- MATERIAL PROVIDED -
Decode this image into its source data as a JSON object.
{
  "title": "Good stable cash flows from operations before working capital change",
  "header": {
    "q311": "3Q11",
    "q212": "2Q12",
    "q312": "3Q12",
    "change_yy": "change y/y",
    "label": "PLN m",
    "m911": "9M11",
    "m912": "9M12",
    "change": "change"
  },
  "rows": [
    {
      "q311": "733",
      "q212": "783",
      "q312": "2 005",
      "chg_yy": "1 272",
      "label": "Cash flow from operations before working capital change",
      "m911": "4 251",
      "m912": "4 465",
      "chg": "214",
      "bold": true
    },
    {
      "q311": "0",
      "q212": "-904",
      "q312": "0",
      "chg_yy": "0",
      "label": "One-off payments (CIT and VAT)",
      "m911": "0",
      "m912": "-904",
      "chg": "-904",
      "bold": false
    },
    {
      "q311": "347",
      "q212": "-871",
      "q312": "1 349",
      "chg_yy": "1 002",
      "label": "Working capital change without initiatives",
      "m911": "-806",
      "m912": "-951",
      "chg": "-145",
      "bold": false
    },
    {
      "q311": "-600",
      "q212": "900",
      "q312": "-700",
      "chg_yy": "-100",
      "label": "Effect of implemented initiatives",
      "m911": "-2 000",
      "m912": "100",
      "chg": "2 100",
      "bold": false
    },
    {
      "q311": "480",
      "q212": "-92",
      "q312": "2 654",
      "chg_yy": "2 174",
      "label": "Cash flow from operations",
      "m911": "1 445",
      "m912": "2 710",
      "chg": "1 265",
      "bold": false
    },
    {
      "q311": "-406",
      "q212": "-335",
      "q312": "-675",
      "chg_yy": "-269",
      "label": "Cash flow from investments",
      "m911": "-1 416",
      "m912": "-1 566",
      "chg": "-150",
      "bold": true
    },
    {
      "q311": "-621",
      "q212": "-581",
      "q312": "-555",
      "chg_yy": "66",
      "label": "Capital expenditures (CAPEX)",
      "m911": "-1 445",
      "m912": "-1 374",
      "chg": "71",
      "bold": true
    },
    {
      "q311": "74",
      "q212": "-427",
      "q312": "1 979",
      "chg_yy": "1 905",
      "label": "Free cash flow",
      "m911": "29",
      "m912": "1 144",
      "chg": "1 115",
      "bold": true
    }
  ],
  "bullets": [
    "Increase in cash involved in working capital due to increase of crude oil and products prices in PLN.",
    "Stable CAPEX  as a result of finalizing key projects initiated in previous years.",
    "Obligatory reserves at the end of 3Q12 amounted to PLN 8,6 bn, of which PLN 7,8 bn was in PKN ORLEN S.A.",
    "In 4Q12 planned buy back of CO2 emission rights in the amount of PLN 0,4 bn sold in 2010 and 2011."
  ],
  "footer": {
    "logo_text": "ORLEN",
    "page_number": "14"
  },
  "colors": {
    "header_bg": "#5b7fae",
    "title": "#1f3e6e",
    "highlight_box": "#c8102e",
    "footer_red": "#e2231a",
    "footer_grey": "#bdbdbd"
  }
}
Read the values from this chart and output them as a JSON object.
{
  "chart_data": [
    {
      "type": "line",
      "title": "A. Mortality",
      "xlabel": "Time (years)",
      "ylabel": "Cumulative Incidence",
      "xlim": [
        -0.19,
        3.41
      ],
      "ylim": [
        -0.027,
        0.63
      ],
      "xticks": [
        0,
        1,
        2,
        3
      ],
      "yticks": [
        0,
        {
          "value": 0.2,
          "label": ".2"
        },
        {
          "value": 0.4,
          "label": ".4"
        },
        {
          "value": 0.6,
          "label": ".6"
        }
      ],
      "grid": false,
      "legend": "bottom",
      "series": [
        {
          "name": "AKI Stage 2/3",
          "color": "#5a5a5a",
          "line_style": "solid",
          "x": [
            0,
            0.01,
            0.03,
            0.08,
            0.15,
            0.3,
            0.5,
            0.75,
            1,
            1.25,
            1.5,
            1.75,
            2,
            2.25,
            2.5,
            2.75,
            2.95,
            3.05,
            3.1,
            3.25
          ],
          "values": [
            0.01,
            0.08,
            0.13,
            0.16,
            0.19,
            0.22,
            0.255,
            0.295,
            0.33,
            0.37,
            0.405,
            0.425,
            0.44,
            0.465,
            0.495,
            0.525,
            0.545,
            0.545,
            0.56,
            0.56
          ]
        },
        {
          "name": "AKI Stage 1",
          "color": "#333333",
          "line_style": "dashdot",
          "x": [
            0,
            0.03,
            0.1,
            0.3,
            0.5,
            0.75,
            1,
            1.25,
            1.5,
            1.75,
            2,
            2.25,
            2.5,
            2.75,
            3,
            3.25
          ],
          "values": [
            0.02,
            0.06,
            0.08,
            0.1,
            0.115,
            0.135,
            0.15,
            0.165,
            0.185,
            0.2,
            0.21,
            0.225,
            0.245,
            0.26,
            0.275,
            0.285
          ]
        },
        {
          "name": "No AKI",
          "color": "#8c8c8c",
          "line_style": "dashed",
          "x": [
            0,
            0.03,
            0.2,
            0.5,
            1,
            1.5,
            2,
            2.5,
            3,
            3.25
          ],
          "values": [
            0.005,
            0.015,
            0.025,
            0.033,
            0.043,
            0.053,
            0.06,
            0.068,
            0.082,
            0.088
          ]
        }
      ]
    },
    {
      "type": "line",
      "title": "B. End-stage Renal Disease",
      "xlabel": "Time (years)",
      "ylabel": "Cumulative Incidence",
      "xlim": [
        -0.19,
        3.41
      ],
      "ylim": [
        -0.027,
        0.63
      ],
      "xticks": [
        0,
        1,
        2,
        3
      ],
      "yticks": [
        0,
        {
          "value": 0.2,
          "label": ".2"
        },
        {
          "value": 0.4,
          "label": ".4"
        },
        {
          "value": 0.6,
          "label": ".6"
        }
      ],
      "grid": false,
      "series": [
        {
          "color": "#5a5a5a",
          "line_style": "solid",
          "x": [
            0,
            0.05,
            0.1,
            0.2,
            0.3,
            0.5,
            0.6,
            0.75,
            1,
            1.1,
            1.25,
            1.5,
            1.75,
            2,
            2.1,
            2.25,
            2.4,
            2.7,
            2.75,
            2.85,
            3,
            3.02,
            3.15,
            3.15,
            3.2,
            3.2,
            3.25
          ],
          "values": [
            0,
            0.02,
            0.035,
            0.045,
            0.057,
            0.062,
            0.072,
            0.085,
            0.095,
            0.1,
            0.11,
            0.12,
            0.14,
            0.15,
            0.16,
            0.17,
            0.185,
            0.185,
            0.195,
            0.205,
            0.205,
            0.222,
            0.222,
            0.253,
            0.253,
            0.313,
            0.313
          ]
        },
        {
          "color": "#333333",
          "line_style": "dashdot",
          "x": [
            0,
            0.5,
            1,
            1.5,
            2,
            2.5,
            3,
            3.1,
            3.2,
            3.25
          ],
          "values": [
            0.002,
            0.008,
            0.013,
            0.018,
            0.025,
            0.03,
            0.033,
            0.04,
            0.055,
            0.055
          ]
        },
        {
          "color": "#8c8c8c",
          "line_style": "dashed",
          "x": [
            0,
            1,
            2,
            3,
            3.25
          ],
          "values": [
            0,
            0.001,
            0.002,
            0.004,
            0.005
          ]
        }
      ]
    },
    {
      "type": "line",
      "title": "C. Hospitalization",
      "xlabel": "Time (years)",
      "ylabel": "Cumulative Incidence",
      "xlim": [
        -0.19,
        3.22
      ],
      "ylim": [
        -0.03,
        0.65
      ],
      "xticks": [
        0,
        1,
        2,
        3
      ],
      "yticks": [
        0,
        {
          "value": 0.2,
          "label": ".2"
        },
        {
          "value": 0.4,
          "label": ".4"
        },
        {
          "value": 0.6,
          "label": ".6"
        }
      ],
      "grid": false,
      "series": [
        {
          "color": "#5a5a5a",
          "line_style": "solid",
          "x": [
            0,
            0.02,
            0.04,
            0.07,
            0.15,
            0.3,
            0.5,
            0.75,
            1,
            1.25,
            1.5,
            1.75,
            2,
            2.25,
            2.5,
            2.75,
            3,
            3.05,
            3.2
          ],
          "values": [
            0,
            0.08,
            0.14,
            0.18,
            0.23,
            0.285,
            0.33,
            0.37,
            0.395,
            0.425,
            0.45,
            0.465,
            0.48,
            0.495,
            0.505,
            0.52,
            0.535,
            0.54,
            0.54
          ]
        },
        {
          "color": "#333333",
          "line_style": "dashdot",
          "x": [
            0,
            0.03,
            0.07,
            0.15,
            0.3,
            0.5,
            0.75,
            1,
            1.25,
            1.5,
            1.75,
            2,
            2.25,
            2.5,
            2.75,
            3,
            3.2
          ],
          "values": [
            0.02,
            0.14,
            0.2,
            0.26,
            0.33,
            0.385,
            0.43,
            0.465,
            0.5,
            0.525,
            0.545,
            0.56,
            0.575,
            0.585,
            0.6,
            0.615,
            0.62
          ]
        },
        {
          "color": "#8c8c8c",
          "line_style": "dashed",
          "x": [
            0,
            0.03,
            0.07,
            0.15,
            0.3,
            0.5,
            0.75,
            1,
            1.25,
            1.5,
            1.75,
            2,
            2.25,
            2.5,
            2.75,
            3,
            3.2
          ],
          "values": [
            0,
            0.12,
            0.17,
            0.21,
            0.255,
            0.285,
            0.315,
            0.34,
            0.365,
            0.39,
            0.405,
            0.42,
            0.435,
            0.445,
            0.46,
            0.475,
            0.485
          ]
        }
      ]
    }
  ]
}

- WHAT IS REQUIRED -
Read through the data and copy every line where "initiatives" shows up.

- RESPONSE TO THE EXERCISE -
      "label": "Working capital change without initiatives",
      "label": "Effect of implemented initiatives",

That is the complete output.